• _Problem description_
Each record below should be repeated precisely as written.

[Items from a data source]
-- START --

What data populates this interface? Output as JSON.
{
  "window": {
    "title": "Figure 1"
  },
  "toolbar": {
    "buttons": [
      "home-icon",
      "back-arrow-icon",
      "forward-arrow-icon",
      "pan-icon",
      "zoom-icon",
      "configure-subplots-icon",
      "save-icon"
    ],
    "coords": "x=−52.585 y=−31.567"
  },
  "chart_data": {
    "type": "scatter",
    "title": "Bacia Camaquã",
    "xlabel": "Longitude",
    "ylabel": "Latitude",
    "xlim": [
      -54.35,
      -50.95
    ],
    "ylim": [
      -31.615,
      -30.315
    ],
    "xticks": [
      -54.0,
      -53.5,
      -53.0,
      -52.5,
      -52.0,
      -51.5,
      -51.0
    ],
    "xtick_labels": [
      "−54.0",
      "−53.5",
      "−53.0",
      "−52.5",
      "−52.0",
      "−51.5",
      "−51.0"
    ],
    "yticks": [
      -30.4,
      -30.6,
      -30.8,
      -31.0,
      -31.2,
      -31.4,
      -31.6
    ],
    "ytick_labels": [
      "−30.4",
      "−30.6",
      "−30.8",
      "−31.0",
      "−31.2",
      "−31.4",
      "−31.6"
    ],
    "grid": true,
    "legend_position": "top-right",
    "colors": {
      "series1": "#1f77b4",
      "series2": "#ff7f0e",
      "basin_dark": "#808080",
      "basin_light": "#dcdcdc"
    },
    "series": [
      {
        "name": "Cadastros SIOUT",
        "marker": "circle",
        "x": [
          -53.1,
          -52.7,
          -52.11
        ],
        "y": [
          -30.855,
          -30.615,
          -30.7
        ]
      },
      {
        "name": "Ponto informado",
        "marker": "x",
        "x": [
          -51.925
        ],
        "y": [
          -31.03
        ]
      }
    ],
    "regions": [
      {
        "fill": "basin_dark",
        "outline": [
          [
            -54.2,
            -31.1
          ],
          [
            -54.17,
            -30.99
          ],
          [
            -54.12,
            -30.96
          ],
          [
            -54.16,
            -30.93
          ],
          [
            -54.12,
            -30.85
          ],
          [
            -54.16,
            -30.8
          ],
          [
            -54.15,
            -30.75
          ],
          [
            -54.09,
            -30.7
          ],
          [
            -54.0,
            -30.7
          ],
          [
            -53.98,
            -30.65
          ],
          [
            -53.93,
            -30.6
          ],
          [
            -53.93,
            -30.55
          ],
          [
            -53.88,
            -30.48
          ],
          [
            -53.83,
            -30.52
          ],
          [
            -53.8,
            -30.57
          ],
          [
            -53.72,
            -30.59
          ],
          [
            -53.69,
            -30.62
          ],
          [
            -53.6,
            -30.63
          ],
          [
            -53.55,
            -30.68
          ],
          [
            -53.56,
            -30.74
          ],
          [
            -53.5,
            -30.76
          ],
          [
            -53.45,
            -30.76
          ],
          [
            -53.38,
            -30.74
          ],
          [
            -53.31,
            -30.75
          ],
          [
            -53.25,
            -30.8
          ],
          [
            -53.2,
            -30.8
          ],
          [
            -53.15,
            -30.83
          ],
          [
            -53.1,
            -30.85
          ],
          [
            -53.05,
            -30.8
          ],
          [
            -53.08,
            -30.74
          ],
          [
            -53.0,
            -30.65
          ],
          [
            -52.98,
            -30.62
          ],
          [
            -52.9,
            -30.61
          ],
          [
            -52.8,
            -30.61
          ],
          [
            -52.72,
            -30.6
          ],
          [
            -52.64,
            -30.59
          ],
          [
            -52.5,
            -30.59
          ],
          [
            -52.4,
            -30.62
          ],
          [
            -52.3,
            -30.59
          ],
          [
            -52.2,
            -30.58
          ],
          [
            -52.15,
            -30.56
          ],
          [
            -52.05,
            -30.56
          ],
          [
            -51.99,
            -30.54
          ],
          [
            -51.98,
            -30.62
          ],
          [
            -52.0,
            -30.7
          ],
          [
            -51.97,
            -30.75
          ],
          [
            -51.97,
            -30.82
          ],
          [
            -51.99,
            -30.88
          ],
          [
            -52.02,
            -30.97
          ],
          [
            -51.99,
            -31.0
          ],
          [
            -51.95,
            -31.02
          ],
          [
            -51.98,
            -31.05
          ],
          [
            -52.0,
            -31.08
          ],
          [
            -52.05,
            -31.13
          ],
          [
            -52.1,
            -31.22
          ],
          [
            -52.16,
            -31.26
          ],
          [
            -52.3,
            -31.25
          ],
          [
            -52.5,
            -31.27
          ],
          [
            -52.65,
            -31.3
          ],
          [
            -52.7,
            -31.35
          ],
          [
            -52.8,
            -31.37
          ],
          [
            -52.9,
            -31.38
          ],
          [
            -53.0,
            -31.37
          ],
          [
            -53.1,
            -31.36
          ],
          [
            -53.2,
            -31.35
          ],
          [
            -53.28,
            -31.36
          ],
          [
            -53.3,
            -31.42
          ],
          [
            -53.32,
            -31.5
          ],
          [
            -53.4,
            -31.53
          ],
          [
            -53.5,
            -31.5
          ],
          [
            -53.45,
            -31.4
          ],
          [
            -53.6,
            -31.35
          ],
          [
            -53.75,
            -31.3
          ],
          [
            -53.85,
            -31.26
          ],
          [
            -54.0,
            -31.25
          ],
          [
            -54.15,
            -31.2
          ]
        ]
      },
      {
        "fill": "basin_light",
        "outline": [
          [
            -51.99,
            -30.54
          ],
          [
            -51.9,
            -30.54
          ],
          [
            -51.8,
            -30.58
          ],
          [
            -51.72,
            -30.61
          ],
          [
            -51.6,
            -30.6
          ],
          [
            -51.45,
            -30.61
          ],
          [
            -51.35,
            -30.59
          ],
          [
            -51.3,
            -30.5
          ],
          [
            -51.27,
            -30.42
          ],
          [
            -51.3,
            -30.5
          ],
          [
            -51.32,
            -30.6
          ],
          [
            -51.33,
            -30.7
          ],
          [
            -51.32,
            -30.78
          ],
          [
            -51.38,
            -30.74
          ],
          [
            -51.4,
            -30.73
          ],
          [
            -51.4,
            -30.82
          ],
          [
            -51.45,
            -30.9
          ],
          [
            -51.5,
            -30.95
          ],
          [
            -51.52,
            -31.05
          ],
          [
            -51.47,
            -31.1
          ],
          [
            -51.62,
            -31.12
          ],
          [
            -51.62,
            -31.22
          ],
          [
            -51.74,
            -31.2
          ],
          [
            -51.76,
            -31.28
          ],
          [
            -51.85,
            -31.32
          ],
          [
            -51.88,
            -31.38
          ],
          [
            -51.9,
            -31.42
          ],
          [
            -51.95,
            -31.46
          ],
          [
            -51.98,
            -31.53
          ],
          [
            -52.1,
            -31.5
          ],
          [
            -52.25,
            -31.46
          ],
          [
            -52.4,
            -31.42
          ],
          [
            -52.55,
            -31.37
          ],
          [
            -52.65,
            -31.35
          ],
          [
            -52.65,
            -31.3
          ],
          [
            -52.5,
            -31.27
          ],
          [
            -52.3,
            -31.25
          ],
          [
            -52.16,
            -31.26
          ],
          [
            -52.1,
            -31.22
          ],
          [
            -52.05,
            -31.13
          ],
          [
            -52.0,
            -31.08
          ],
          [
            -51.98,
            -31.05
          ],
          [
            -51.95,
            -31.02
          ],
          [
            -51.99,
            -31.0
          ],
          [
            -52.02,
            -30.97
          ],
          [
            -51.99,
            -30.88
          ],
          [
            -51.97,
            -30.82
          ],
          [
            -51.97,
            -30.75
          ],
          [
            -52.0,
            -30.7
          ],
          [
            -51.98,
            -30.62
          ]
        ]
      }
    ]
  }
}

-- END --

• _Response for this exercise_
What data populates this interface? Output as JSON.
{
  "window": {
    "title": "Figure 1"
  },
  "toolbar": {
    "buttons": [
      "home-icon",
      "back-arrow-icon",
      "forward-arrow-icon",
      "pan-icon",
      "zoom-icon",
      "configure-subplots-icon",
      "save-icon"
    ],
    "coords": "x=−52.585 y=−31.567"
  },
  "chart_data": {
    "type": "scatter",
    "title": "Bacia Camaquã",
    "xlabel": "Longitude",
    "ylabel": "Latitude",
    "xlim": [
      -54.35,
      -50.95
    ],
    "ylim": [
      -31.615,
      -30.315
    ],
    "xticks": [
      -54.0,
      -53.5,
      -53.0,
      -52.5,
      -52.0,
      -51.5,
      -51.0
    ],
    "xtick_labels": [
      "−54.0",
      "−53.5",
      "−53.0",
      "−52.5",
      "−52.0",
      "−51.5",
      "−51.0"
    ],
    "yticks": [
      -30.4,
      -30.6,
      -30.8,
      -31.0,
      -31.2,
      -31.4,
      -31.6
    ],
    "ytick_labels": [
      "−30.4",
      "−30.6",
      "−30.8",
      "−31.0",
      "−31.2",
      "−31.4",
      "−31.6"
    ],
    "grid": true,
    "legend_position": "top-right",
    "colors": {
      "series1": "#1f77b4",
      "series2": "#ff7f0e",
      "basin_dark": "#808080",
      "basin_light": "#dcdcdc"
    },
    "series": [
      {
        "name": "Cadastros SIOUT",
        "marker": "circle",
        "x": [
          -53.1,
          -52.7,
          -52.11
        ],
        "y": [
          -30.855,
          -30.615,
          -30.7
        ]
      },
      {
        "name": "Ponto informado",
        "marker": "x",
        "x": [
          -51.925
        ],
        "y": [
          -31.03
        ]
      }
    ],
    "regions": [
      {
        "fill": "basin_dark",
        "outline": [
          [
            -54.2,
            -31.1
          ],
          [
            -54.17,
            -30.99
          ],
          [
            -54.12,
            -30.96
          ],
          [
            -54.16,
            -30.93
          ],
          [
            -54.12,
            -30.85
          ],
          [
            -54.16,
            -30.8
          ],
          [
            -54.15,
            -30.75
          ],
          [
            -54.09,
            -30.7
          ],
          [
            -54.0,
            -30.7
          ],
          [
            -53.98,
            -30.65
          ],
          [
            -53.93,
            -30.6
          ],
          [
            -53.93,
            -30.55
          ],
          [
            -53.88,
            -30.48
          ],
          [
            -53.83,
            -30.52
          ],
          [
            -53.8,
            -30.57
          ],
          [
            -53.72,
            -30.59
          ],
          [
            -53.69,
            -30.62
          ],
          [
            -53.6,
            -30.63
          ],
          [
            -53.55,
            -30.68
          ],
          [
            -53.56,
            -30.74
          ],
          [
            -53.5,
            -30.76
          ],
          [
            -53.45,
            -30.76
          ],
          [
            -53.38,
            -30.74
          ],
          [
            -53.31,
            -30.75
          ],
          [
            -53.25,
            -30.8
          ],
          [
            -53.2,
            -30.8
          ],
          [
            -53.15,
            -30.83
          ],
          [
            -53.1,
            -30.85
          ],
          [
            -53.05,
            -30.8
          ],
          [
            -53.08,
            -30.74
          ],
          [
            -53.0,
            -30.65
          ],
          [
            -52.98,
            -30.62
          ],
          [
            -52.9,
            -30.61
          ],
          [
            -52.8,
            -30.61
          ],
          [
            -52.72,
            -30.6
          ],
          [
            -52.64,
            -30.59
          ],
          [
            -52.5,
            -30.59
          ],
          [
            -52.4,
            -30.62
          ],
          [
            -52.3,
            -30.59
          ],
          [
            -52.2,
            -30.58
          ],
          [
            -52.15,
            -30.56
          ],
          [
            -52.05,
            -30.56
          ],
          [
            -51.99,
            -30.54
          ],
          [
            -51.98,
            -30.62
          ],
          [
            -52.0,
            -30.7
          ],
          [
            -51.97,
            -30.75
          ],
          [
            -51.97,
            -30.82
          ],
          [
            -51.99,
            -30.88
          ],
          [
            -52.02,
            -30.97
          ],
          [
            -51.99,
            -31.0
          ],
          [
            -51.95,
            -31.02
          ],
          [
            -51.98,
            -31.05
          ],
          [
            -52.0,
            -31.08
          ],
          [
            -52.05,
            -31.13
          ],
          [
            -52.1,
            -31.22
          ],
          [
            -52.16,
            -31.26
          ],
          [
            -52.3,
            -31.25
          ],
          [
            -52.5,
            -31.27
          ],
          [
            -52.65,
            -31.3
          ],
          [
            -52.7,
            -31.35
          ],
          [
            -52.8,
            -31.37
          ],
          [
            -52.9,
            -31.38
          ],
          [
            -53.0,
            -31.37
          ],
          [
            -53.1,
            -31.36
          ],
          [
            -53.2,
            -31.35
          ],
          [
            -53.28,
            -31.36
          ],
          [
            -53.3,
            -31.42
          ],
          [
            -53.32,
            -31.5
          ],
          [
            -53.4,
            -31.53
          ],
          [
            -53.5,
            -31.5
          ],
          [
            -53.45,
            -31.4
          ],
          [
            -53.6,
            -31.35
          ],
          [
            -53.75,
            -31.3
          ],
          [
            -53.85,
            -31.26
          ],
          [
            -54.0,
            -31.25
          ],
          [
            -54.15,
            -31.2
          ]
        ]
      },
      {
        "fill": "basin_light",
        "outline": [
          [
            -51.99,
            -30.54
          ],
          [
            -51.9,
            -30.54
          ],
          [
            -51.8,
            -30.58
          ],
          [
            -51.72,
            -30.61
          ],
          [
            -51.6,
            -30.6
          ],
          [
            -51.45,
            -30.61
          ],
          [
            -51.35,
            -30.59
          ],
          [
            -51.3,
            -30.5
          ],
          [
            -51.27,
            -30.42
          ],
          [
            -51.3,
            -30.5
          ],
          [
            -51.32,
            -30.6
          ],
          [
            -51.33,
            -30.7
          ],
          [
            -51.32,
            -30.78
          ],
          [
            -51.38,
            -30.74
          ],
          [
            -51.4,
            -30.73
          ],
          [
            -51.4,
            -30.82
          ],
          [
            -51.45,
            -30.9
          ],
          [
            -51.5,
            -30.95
          ],
          [
            -51.52,
            -31.05
          ],
          [
            -51.47,
            -31.1
          ],
          [
            -51.62,
            -31.12
          ],
          [
            -51.62,
            -31.22
          ],
          [
            -51.74,
            -31.2
          ],
          [
            -51.76,
            -31.28
          ],
          [
            -51.85,
            -31.32
          ],
          [
            -51.88,
            -31.38
          ],
          [
            -51.9,
            -31.42
          ],
          [
            -51.95,
            -31.46
          ],
          [
            -51.98,
            -31.53
          ],
          [
            -52.1,
            -31.5
          ],
          [
            -52.25,
            -31.46
          ],
          [
            -52.4,
            -31.42
          ],
          [
            -52.55,
            -31.37
          ],
          [
            -52.65,
            -31.35
          ],
          [
            -52.65,
            -31.3
          ],
          [
            -52.5,
            -31.27
          ],
          [
            -52.3,
            -31.25
          ],
          [
            -52.16,
            -31.26
          ],
          [
            -52.1,
            -31.22
          ],
          [
            -52.05,
            -31.13
          ],
          [
            -52.0,
            -31.08
          ],
          [
            -51.98,
            -31.05
          ],
          [
            -51.95,
            -31.02
          ],
          [
            -51.99,
            -31.0
          ],
          [
            -52.02,
            -30.97
          ],
          [
            -51.99,
            -30.88
          ],
          [
            -51.97,
            -30.82
          ],
          [
            -51.97,
            -30.75
          ],
          [
            -52.0,
            -30.7
          ],
          [
            -51.98,
            -30.62
          ]
        ]
      }
    ]
  }
}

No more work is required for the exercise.